### Records for the exercise
• • • • • • •
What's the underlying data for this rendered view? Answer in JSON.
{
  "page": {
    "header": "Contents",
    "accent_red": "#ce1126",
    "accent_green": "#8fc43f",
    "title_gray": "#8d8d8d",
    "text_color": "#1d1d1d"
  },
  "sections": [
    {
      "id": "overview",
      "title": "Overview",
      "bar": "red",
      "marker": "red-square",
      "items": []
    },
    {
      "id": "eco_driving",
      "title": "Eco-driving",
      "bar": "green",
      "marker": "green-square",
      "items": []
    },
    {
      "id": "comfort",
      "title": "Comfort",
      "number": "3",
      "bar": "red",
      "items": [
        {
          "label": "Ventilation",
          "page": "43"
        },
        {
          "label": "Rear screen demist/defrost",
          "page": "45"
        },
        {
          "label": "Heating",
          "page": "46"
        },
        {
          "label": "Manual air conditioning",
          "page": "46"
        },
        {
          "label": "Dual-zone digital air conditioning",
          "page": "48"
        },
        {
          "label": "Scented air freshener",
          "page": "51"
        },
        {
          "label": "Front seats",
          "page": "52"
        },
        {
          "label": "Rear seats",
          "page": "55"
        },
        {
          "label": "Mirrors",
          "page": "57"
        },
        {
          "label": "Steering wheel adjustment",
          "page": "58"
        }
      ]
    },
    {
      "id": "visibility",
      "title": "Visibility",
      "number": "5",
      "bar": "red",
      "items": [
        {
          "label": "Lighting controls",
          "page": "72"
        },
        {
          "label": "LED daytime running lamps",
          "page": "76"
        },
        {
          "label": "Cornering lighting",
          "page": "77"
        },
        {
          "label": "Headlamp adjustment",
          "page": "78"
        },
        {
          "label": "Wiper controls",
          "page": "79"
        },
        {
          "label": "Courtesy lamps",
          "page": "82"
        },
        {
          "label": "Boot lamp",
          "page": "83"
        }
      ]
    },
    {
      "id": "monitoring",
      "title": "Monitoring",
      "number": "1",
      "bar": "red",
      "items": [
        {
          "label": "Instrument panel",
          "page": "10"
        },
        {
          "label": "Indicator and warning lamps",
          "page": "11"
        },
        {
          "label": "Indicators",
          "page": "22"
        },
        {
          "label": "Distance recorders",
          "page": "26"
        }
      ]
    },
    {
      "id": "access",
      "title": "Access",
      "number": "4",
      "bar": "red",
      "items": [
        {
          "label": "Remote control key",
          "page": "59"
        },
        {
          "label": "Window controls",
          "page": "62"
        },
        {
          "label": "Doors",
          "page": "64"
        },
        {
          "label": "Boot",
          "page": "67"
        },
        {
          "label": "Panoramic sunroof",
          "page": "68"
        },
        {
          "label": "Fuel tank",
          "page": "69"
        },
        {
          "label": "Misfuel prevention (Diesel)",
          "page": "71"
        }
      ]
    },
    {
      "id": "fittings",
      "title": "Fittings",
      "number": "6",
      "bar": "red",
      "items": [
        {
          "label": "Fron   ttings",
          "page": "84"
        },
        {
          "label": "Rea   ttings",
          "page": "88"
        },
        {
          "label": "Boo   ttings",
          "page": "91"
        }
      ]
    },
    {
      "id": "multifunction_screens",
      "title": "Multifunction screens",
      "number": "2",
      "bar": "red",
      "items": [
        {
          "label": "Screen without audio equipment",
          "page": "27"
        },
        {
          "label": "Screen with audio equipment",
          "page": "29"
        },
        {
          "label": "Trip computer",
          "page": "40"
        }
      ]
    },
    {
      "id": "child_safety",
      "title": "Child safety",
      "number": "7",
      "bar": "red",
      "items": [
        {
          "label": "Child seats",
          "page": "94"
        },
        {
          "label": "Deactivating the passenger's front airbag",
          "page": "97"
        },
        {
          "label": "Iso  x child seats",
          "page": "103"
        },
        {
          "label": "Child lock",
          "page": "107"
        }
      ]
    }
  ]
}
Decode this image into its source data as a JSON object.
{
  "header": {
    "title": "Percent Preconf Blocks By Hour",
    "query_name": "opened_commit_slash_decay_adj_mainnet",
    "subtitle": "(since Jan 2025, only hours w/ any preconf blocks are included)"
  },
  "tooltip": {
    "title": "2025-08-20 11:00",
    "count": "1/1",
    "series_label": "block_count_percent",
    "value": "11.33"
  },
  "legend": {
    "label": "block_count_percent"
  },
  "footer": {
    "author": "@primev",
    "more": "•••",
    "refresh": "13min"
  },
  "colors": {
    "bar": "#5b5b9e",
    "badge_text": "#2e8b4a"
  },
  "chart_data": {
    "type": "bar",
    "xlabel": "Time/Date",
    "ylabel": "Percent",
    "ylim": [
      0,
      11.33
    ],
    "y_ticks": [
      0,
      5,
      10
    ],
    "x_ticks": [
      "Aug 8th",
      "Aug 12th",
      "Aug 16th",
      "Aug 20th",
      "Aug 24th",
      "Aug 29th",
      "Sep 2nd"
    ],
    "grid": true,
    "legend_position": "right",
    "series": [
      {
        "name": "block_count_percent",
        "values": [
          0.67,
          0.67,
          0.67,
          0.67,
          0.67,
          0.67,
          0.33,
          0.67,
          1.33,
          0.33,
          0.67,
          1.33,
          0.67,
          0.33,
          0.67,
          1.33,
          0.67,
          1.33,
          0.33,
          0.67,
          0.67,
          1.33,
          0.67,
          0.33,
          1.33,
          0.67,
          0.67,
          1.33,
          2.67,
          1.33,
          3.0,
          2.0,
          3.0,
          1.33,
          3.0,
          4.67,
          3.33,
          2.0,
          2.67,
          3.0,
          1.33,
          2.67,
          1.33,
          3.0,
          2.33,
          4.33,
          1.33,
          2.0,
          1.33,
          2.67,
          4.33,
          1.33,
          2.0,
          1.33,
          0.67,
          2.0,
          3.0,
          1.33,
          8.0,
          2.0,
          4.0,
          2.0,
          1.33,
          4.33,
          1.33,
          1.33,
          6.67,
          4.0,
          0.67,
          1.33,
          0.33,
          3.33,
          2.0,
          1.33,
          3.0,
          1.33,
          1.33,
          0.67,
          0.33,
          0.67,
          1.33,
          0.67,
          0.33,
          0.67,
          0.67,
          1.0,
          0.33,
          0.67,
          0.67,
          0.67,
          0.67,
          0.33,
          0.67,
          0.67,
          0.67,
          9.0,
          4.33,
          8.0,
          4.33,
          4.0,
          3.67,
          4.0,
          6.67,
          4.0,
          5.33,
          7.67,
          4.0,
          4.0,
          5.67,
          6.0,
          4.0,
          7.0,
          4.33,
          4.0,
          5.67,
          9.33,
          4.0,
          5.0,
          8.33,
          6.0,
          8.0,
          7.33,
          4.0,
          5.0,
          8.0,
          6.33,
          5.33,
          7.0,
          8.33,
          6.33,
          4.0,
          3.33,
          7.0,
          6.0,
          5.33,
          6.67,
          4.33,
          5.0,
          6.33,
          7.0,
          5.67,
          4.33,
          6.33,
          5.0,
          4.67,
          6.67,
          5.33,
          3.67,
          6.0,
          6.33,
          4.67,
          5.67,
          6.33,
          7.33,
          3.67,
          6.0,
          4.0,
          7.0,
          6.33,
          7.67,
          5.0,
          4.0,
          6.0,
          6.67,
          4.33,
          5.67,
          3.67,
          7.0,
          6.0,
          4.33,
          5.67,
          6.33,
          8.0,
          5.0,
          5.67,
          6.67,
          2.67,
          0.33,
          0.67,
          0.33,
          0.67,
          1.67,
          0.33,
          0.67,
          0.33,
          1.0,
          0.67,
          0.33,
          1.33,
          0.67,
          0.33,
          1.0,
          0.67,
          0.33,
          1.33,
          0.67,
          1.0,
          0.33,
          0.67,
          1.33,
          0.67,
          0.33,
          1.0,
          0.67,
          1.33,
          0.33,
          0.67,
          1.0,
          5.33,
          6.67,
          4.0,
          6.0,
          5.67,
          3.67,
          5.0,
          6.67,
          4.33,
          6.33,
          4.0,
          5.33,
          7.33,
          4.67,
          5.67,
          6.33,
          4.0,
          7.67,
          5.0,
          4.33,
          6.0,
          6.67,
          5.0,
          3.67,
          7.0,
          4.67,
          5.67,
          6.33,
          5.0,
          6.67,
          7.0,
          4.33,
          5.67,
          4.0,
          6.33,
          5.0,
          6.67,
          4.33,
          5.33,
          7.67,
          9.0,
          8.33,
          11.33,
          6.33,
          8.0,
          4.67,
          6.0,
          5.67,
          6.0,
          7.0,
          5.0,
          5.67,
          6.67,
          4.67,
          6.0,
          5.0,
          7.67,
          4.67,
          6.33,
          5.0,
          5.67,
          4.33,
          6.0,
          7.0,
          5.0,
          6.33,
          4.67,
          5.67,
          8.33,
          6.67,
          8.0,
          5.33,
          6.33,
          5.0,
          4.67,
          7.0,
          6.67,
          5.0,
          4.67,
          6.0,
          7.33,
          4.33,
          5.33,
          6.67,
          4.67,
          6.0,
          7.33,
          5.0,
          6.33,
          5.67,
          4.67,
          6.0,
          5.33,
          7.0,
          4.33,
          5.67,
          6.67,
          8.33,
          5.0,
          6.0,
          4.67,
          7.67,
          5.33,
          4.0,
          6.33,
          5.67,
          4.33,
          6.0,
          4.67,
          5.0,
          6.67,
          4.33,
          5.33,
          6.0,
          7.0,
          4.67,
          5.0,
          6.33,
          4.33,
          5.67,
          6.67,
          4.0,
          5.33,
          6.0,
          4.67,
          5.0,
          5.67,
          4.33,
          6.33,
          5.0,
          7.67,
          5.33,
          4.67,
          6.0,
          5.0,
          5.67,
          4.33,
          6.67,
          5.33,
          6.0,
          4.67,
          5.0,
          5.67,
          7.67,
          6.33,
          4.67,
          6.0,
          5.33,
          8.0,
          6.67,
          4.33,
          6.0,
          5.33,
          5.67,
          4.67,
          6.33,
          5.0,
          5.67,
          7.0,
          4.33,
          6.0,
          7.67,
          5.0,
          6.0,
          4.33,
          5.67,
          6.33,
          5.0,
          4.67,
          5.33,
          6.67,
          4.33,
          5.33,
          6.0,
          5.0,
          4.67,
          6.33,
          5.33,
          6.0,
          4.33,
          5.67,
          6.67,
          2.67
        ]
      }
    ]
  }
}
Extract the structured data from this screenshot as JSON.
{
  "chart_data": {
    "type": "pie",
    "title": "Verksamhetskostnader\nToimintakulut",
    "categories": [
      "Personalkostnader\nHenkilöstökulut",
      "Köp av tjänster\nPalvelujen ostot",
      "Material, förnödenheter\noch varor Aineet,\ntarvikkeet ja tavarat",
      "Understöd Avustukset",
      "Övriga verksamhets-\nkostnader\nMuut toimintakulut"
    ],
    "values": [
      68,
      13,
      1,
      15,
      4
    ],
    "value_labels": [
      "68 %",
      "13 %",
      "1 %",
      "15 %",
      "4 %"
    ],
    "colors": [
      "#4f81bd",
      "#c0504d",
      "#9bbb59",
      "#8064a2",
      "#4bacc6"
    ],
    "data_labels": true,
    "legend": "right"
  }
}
• • • • • • •
### Exercise brief
Of all the lines above, how many contain the word "right"? Answer with only the number.

### Result of the task
2